**To be done**
Give all the lines below again, exactly, with no pictures.
◇ ◇ ◇ ◇
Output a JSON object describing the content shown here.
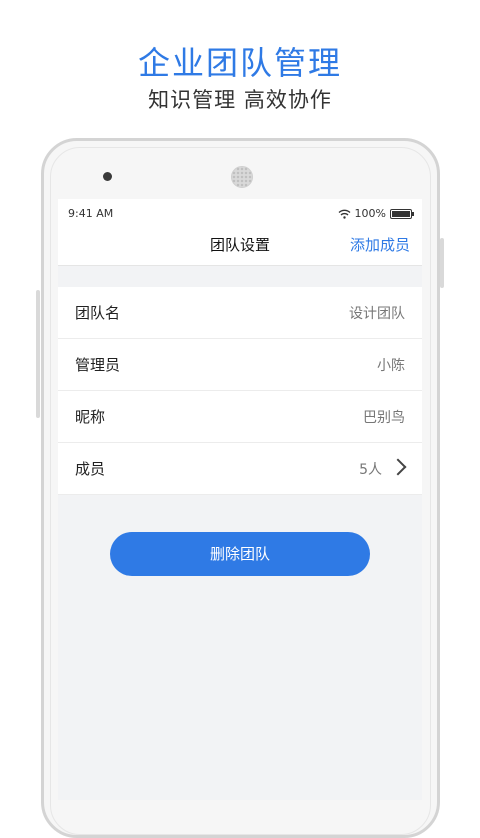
{
  "promo": {
    "title": "企业团队管理",
    "subtitle": "知识管理 高效协作"
  },
  "status_bar": {
    "time": "9:41 AM",
    "battery": "100%",
    "icons": [
      "wifi-icon",
      "battery-icon"
    ]
  },
  "nav": {
    "title": "团队设置",
    "action_label": "添加成员"
  },
  "team_info": {
    "rows": [
      {
        "label": "团队名",
        "value": "设计团队"
      },
      {
        "label": "管理员",
        "value": "小陈"
      },
      {
        "label": "昵称",
        "value": "巴别鸟"
      },
      {
        "label": "成员",
        "value": "5人",
        "icon": "chevron-right-icon"
      }
    ]
  },
  "actions": {
    "delete_label": "删除团队"
  },
  "colors": {
    "accent": "#2f7ae5",
    "background": "#f2f3f5"
  }
}
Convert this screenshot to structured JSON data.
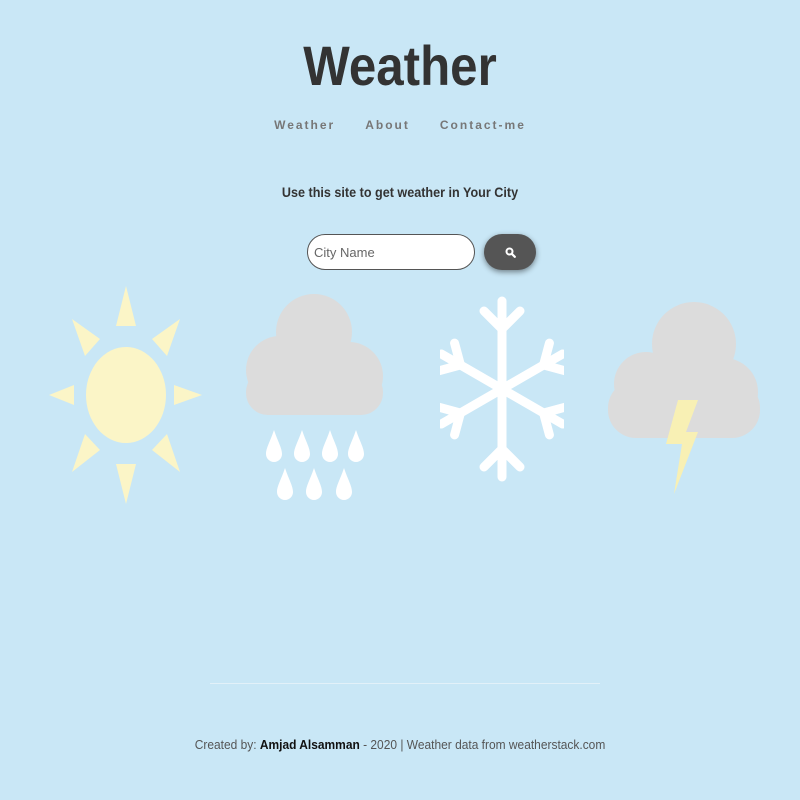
{
  "header": {
    "title": "Weather"
  },
  "nav": {
    "items": [
      {
        "label": "Weather"
      },
      {
        "label": "About"
      },
      {
        "label": "Contact-me"
      }
    ]
  },
  "main": {
    "tagline": "Use this site to get weather in Your City",
    "search": {
      "placeholder": "City Name",
      "value": "",
      "button_icon": "search-icon"
    },
    "weather_icons": [
      "sun-icon",
      "rain-cloud-icon",
      "snowflake-icon",
      "thunder-cloud-icon"
    ]
  },
  "footer": {
    "created_by_label": "Created by:",
    "author": "Amjad Alsamman",
    "rest": " - 2020 | Weather data from weatherstack.com"
  },
  "colors": {
    "background": "#c9e7f6",
    "title": "#333333",
    "nav": "#777777",
    "button": "#555555",
    "sun": "#fbf5c7",
    "cloud": "#dcdcdc",
    "snow": "#ffffff",
    "bolt": "#f8f0b4"
  }
}
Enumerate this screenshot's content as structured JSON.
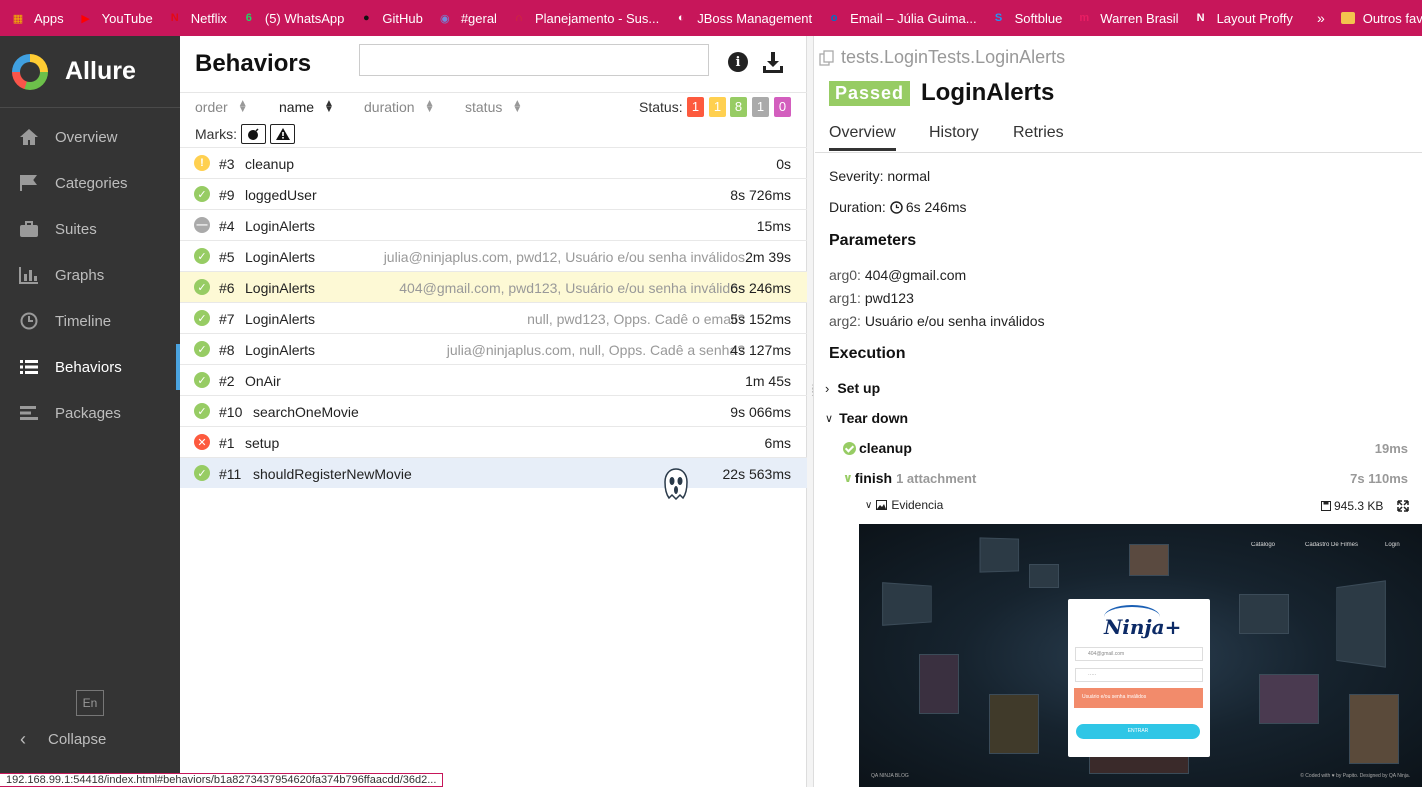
◇ ◇ ◇ ◇
**Task result**
Output a JSON object describing the content shown here.
{
  "promo": {
    "title": "企业团队管理",
    "subtitle": "知识管理 高效协作"
  },
  "status_bar": {
    "time": "9:41 AM",
    "battery": "100%",
    "icons": [
      "wifi-icon",
      "battery-icon"
    ]
  },
  "nav": {
    "title": "团队设置",
    "action_label": "添加成员"
  },
  "team_info": {
    "rows": [
      {
        "label": "团队名",
        "value": "设计团队"
      },
      {
        "label": "管理员",
        "value": "小陈"
      },
      {
        "label": "昵称",
        "value": "巴别鸟"
      },
      {
        "label": "成员",
        "value": "5人",
        "icon": "chevron-right-icon"
      }
    ]
  },
  "actions": {
    "delete_label": "删除团队"
  },
  "colors": {
    "accent": "#2f7ae5",
    "background": "#f2f3f5"
  }
}
Convert this screenshot to structured JSON data.
{
  "header": {
    "title": "Weather"
  },
  "nav": {
    "items": [
      {
        "label": "Weather"
      },
      {
        "label": "About"
      },
      {
        "label": "Contact-me"
      }
    ]
  },
  "main": {
    "tagline": "Use this site to get weather in Your City",
    "search": {
      "placeholder": "City Name",
      "value": "",
      "button_icon": "search-icon"
    },
    "weather_icons": [
      "sun-icon",
      "rain-cloud-icon",
      "snowflake-icon",
      "thunder-cloud-icon"
    ]
  },
  "footer": {
    "created_by_label": "Created by:",
    "author": "Amjad Alsamman",
    "rest": " - 2020 | Weather data from weatherstack.com"
  },
  "colors": {
    "background": "#c9e7f6",
    "title": "#333333",
    "nav": "#777777",
    "button": "#555555",
    "sun": "#fbf5c7",
    "cloud": "#dcdcdc",
    "snow": "#ffffff",
    "bolt": "#f8f0b4"
  }
}
Enumerate this screenshot's content as structured JSON.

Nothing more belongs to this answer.